◆ EXTRACTED DATA ◆
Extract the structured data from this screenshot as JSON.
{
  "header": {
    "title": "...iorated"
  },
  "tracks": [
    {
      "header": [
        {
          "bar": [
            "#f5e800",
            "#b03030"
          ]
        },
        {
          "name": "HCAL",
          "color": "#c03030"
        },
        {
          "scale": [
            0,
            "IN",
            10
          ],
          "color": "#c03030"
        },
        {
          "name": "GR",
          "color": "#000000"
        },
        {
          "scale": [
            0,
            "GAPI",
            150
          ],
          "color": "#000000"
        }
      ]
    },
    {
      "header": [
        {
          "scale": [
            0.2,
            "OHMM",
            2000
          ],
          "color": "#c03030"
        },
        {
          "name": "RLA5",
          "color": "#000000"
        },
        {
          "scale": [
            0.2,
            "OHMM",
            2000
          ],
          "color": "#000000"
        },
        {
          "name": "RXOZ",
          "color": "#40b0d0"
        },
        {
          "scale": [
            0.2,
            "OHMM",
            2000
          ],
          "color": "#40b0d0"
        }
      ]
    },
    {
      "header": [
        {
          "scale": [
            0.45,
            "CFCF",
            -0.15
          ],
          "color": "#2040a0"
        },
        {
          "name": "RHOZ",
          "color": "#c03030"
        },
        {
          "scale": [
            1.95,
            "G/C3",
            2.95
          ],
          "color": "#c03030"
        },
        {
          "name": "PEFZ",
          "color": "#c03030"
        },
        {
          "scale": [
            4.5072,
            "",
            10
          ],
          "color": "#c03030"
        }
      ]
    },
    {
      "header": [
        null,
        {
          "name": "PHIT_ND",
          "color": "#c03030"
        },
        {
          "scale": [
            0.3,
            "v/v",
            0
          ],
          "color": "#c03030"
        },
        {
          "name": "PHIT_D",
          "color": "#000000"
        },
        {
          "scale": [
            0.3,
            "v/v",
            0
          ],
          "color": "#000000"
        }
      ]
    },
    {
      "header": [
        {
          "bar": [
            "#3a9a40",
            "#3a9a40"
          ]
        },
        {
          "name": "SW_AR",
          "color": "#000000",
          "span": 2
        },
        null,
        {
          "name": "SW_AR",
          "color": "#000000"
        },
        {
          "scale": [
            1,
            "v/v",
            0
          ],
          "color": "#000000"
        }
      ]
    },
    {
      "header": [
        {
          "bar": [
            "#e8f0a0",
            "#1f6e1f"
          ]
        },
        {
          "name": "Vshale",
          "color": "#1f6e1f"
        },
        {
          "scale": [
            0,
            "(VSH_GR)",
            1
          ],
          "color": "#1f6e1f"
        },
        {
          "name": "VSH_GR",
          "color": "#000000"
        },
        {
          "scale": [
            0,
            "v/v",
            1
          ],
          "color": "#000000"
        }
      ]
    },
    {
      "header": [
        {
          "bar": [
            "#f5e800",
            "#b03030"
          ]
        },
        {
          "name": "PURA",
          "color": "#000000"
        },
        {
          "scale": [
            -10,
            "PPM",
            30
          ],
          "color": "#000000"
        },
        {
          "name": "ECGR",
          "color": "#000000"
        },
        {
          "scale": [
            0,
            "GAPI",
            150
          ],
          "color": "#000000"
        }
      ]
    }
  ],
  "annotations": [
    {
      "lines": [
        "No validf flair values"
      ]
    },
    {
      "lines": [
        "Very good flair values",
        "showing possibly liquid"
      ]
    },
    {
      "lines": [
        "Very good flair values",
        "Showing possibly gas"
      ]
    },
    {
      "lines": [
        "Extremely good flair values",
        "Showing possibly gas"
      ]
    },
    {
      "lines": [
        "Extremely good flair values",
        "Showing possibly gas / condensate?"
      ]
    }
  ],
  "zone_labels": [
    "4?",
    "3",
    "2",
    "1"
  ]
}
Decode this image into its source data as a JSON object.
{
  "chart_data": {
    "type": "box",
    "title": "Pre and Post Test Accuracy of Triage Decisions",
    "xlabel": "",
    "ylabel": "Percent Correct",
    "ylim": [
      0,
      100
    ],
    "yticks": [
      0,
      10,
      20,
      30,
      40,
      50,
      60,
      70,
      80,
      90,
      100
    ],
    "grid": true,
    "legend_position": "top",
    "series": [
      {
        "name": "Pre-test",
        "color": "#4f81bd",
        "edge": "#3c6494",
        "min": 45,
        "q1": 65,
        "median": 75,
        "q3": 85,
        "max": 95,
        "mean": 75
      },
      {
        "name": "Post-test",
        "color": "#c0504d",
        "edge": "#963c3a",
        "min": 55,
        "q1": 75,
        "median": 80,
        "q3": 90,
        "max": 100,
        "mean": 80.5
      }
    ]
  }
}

◆ AIM OF THE EXERCISE ◆
Copy out every line with the word "JSON".

◆ EXERCISE RESPONSE ◆
Extract the structured data from this screenshot as JSON.
Decode this image into its source data as a JSON object.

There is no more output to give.